_Stated problem_.
Determine how many lines carry the word "Parc". Output that number only.
:: Provided entries
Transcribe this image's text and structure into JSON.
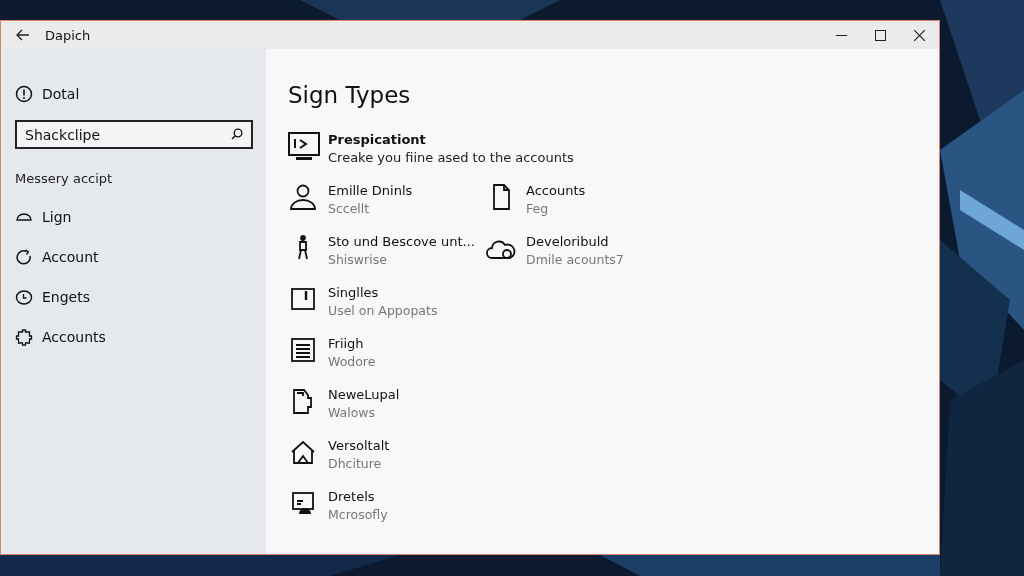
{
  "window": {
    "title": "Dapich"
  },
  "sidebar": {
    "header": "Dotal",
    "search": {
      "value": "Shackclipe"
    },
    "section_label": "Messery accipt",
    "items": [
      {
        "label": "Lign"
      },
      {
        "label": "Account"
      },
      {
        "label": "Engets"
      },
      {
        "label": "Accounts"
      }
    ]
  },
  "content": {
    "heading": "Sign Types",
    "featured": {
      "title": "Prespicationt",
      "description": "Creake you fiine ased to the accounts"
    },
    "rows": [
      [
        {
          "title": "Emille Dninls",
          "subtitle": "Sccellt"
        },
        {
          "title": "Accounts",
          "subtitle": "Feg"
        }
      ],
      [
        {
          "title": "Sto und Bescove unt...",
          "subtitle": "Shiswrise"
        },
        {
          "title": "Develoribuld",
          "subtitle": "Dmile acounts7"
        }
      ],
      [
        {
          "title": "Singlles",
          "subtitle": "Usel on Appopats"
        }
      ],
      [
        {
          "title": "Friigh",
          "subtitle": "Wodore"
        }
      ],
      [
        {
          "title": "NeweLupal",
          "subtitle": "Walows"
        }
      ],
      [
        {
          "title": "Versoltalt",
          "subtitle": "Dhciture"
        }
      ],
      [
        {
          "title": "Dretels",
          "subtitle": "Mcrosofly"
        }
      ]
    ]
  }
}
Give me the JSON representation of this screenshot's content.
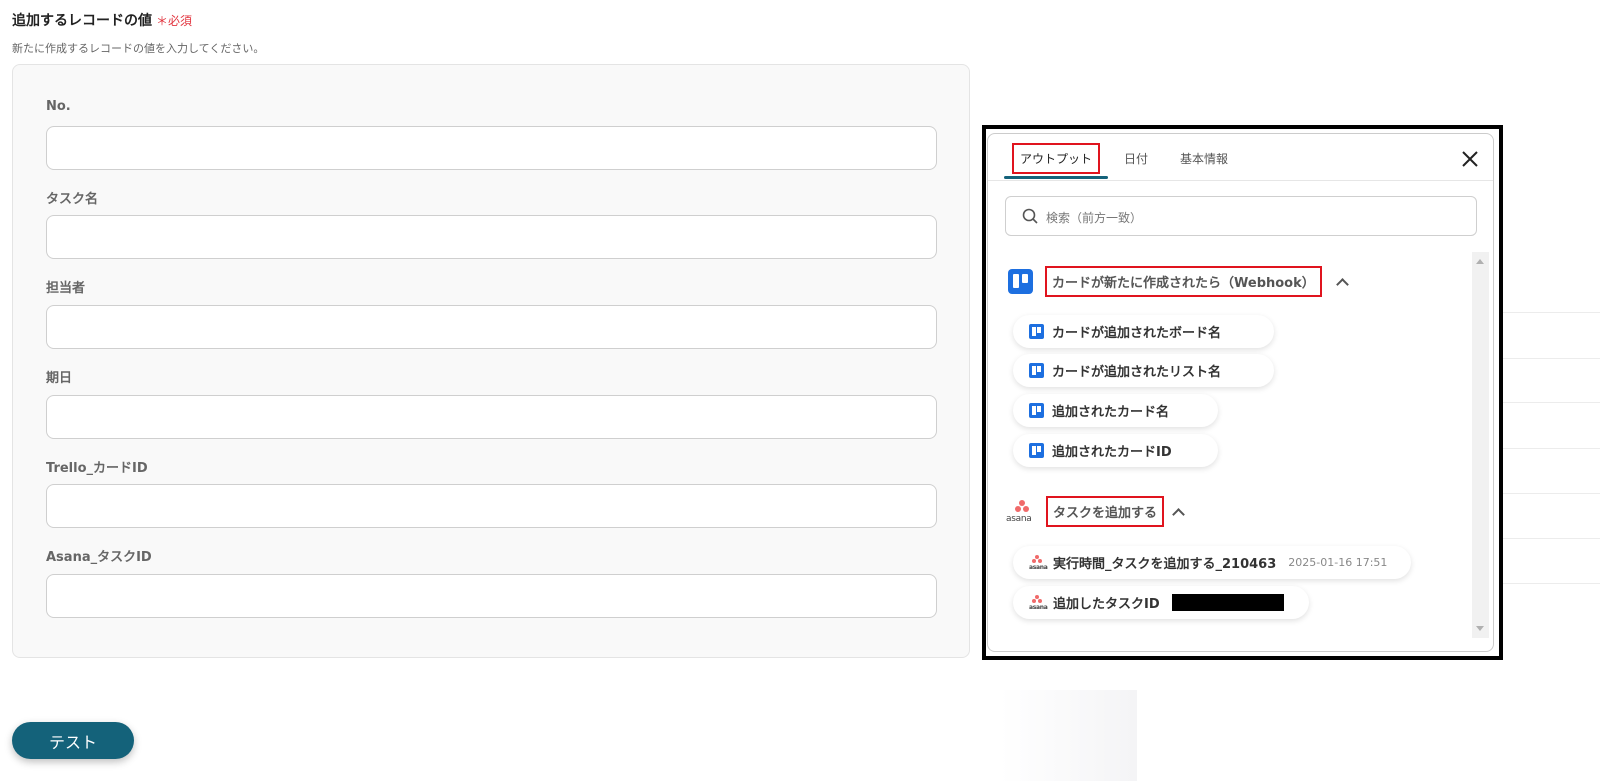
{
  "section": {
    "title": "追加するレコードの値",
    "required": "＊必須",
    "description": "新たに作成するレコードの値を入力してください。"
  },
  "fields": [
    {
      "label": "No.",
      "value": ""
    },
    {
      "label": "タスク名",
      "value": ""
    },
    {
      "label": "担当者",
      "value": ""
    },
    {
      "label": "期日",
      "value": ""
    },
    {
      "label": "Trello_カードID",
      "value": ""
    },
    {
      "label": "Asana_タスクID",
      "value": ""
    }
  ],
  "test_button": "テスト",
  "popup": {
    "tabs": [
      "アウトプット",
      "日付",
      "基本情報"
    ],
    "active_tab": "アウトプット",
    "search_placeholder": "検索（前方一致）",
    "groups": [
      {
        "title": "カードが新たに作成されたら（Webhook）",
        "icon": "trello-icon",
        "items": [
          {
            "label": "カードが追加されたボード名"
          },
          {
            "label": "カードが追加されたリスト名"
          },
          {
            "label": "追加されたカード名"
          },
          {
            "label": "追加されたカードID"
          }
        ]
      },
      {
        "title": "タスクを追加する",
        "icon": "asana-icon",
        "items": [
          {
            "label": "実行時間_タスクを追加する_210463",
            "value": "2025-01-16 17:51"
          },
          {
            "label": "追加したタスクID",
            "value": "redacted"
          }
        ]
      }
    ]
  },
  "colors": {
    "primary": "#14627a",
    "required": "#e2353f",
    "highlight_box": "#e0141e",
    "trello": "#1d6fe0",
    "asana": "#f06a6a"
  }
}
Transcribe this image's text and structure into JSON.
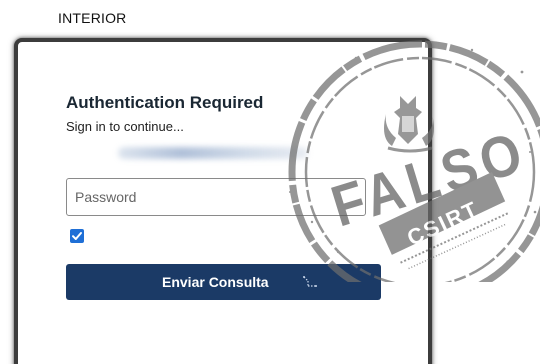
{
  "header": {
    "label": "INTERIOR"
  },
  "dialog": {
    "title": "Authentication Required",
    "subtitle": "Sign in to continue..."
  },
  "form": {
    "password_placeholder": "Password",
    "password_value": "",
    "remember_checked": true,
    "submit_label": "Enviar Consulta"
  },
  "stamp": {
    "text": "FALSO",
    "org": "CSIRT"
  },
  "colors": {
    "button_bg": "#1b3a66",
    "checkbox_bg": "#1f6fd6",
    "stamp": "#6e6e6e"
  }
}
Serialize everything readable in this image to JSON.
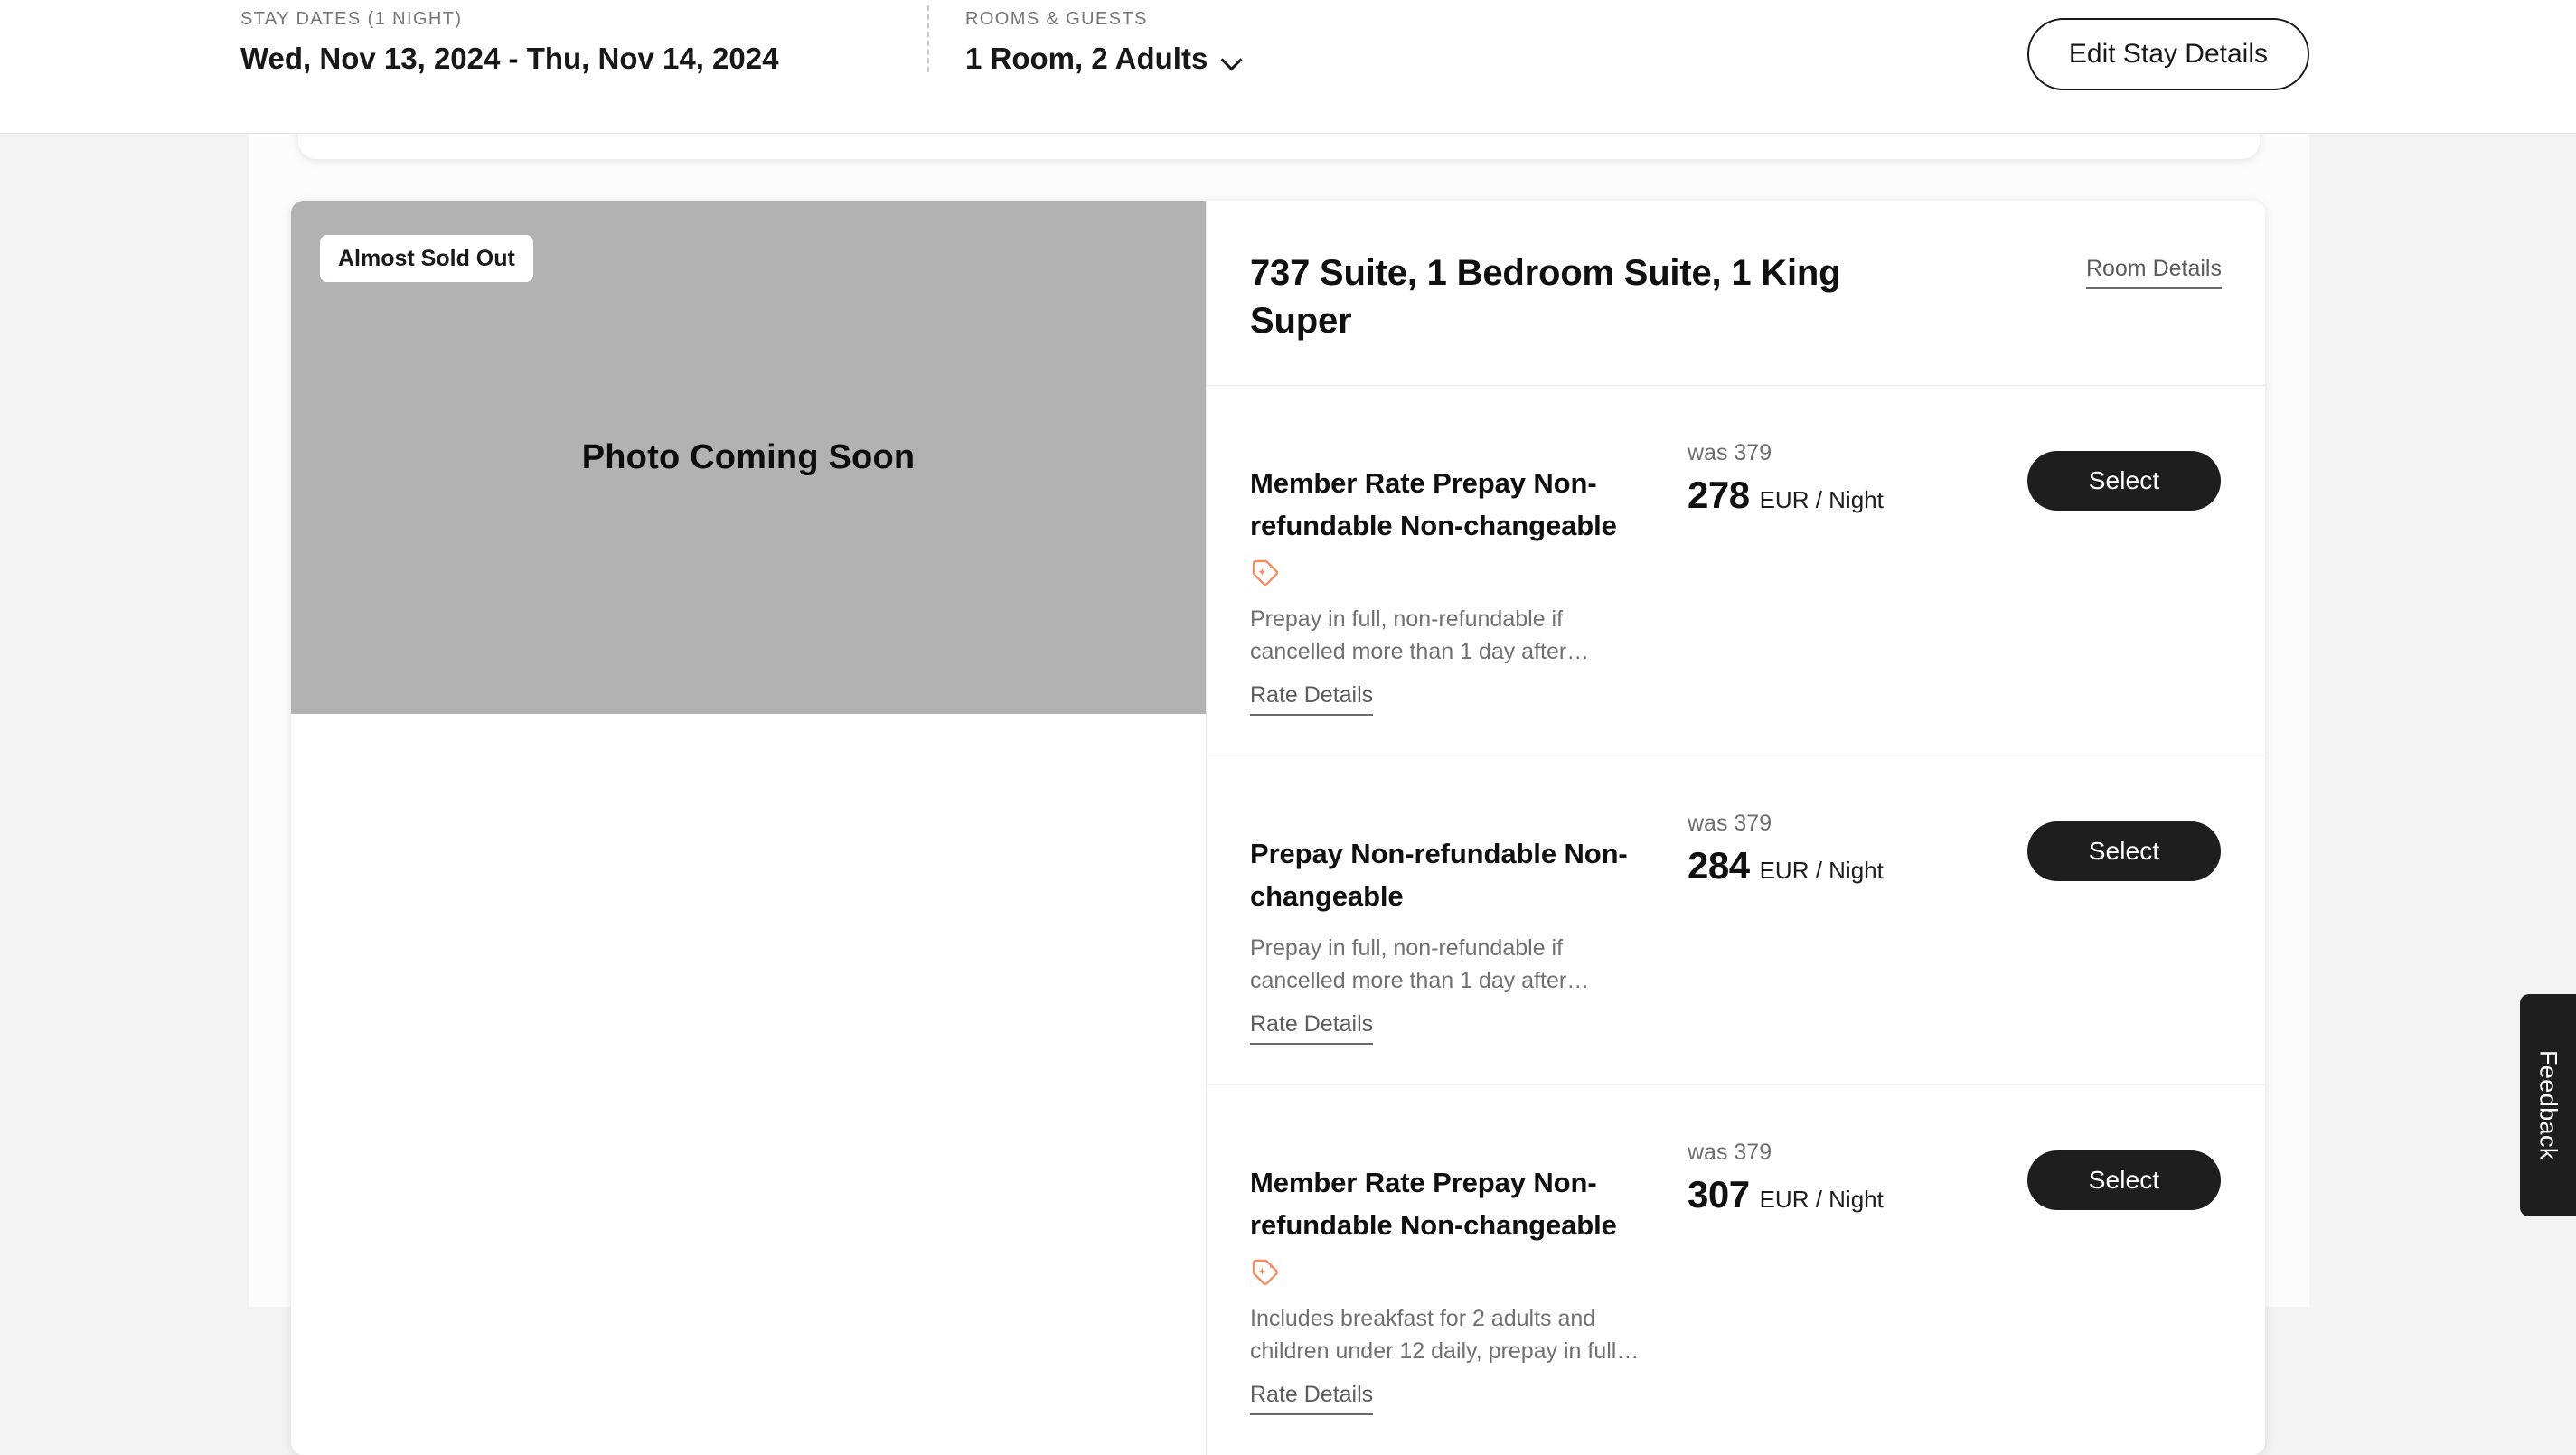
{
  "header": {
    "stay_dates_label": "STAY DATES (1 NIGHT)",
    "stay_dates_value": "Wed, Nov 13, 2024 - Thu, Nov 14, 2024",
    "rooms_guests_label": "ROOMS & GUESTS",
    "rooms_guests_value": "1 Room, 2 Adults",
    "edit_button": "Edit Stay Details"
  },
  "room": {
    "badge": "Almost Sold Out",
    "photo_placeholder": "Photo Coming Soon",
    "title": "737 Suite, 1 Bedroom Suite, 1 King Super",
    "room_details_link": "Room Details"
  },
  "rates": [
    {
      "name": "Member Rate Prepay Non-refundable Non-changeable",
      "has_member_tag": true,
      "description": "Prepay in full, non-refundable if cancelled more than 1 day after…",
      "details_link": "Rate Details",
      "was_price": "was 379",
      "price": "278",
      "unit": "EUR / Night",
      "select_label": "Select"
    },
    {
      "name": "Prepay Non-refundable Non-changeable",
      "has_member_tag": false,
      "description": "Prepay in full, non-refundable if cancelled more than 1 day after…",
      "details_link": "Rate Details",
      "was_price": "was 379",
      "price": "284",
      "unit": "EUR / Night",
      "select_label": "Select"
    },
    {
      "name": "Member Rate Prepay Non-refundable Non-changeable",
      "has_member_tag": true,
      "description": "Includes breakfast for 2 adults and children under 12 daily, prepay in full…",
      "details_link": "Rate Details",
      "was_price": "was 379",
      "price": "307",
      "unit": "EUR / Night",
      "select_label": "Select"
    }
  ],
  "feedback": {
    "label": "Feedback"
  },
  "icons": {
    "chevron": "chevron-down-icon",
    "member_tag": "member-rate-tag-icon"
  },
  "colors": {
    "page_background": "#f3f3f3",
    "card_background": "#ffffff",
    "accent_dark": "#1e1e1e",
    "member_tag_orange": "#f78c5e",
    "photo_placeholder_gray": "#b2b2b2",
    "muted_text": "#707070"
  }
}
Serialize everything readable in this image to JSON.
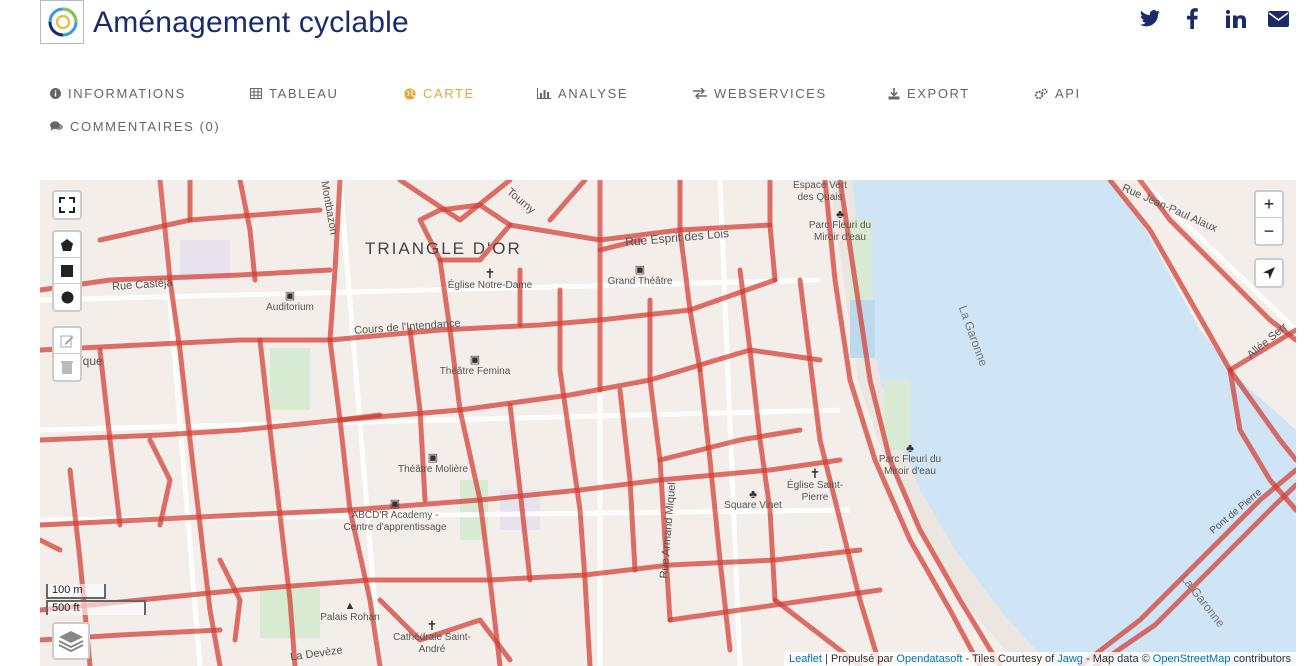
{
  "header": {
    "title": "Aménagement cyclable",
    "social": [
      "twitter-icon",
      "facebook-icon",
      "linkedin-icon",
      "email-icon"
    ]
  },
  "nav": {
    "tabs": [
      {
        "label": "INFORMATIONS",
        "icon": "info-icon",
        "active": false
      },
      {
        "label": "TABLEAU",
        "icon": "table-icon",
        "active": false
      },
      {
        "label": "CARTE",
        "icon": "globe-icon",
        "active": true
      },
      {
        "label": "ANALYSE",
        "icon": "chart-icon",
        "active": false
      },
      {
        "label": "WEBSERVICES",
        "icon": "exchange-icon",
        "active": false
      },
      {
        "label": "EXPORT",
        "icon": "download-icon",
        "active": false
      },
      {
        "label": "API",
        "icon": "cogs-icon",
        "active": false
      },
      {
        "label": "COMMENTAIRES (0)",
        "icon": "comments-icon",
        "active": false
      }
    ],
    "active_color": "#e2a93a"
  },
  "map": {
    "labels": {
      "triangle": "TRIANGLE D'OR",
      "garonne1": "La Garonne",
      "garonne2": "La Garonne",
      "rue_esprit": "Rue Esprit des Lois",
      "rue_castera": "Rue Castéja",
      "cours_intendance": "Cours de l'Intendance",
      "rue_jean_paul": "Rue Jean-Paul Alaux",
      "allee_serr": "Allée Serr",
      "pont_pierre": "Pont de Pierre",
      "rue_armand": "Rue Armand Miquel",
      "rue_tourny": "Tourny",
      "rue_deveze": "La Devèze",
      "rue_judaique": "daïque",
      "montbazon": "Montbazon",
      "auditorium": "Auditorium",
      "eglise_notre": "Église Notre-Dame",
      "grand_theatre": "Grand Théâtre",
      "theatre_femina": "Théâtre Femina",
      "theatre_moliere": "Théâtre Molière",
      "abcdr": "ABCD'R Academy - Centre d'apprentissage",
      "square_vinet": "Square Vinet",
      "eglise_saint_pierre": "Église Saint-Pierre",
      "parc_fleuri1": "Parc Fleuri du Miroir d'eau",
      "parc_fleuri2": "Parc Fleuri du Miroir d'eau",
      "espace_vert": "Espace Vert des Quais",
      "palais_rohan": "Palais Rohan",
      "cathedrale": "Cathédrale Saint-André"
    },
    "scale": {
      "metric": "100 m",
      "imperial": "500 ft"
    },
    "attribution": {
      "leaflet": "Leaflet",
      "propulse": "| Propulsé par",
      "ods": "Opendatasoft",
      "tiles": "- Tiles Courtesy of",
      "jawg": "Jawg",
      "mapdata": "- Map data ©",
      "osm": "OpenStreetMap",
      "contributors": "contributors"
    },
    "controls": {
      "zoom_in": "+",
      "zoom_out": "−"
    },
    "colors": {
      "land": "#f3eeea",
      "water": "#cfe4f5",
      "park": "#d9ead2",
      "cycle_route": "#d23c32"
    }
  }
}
::::
_Output of the exercise_.
2